** BEGIN INFORMATION SUPPLIED **

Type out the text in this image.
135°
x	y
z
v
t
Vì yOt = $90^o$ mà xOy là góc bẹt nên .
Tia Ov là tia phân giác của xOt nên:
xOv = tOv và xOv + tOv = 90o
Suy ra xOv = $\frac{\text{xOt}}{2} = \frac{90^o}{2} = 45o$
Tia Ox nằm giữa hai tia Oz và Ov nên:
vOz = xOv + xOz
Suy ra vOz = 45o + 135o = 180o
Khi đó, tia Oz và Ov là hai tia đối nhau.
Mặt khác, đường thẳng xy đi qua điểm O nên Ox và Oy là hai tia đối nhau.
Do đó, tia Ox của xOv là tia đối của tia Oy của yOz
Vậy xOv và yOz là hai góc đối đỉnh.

** END INFORMATION SUPPLIED **

AIM — Retype the listing above in full, with no alterations.

EXERCISE OUTPUT —
Type out the text in this image.
135°
x	y
z
v
t
Vì yOt = $90^o$ mà xOy là góc bẹt nên .
Tia Ov là tia phân giác của xOt nên:
xOv = tOv và xOv + tOv = 90o
Suy ra xOv = $\frac{\text{xOt}}{2} = \frac{90^o}{2} = 45o$
Tia Ox nằm giữa hai tia Oz và Ov nên:
vOz = xOv + xOz
Suy ra vOz = 45o + 135o = 180o
Khi đó, tia Oz và Ov là hai tia đối nhau.
Mặt khác, đường thẳng xy đi qua điểm O nên Ox và Oy là hai tia đối nhau.
Do đó, tia Ox của xOv là tia đối của tia Oy của yOz
Vậy xOv và yOz là hai góc đối đỉnh.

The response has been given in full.